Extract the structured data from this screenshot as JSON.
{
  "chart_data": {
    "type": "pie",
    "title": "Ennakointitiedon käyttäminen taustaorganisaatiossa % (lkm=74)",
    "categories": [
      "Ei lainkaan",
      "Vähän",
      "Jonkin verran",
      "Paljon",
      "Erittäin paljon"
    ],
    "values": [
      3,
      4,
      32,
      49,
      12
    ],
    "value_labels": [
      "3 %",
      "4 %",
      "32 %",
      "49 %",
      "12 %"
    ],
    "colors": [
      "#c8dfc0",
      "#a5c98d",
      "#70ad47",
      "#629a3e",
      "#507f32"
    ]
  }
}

—————

- Task description
Each record above should be output again exactly.

- Output
Extract the structured data from this screenshot as JSON.
{
  "chart_data": {
    "type": "pie",
    "title": "Ennakointitiedon käyttäminen taustaorganisaatiossa % (lkm=74)",
    "categories": [
      "Ei lainkaan",
      "Vähän",
      "Jonkin verran",
      "Paljon",
      "Erittäin paljon"
    ],
    "values": [
      3,
      4,
      32,
      49,
      12
    ],
    "value_labels": [
      "3 %",
      "4 %",
      "32 %",
      "49 %",
      "12 %"
    ],
    "colors": [
      "#c8dfc0",
      "#a5c98d",
      "#70ad47",
      "#629a3e",
      "#507f32"
    ]
  }
}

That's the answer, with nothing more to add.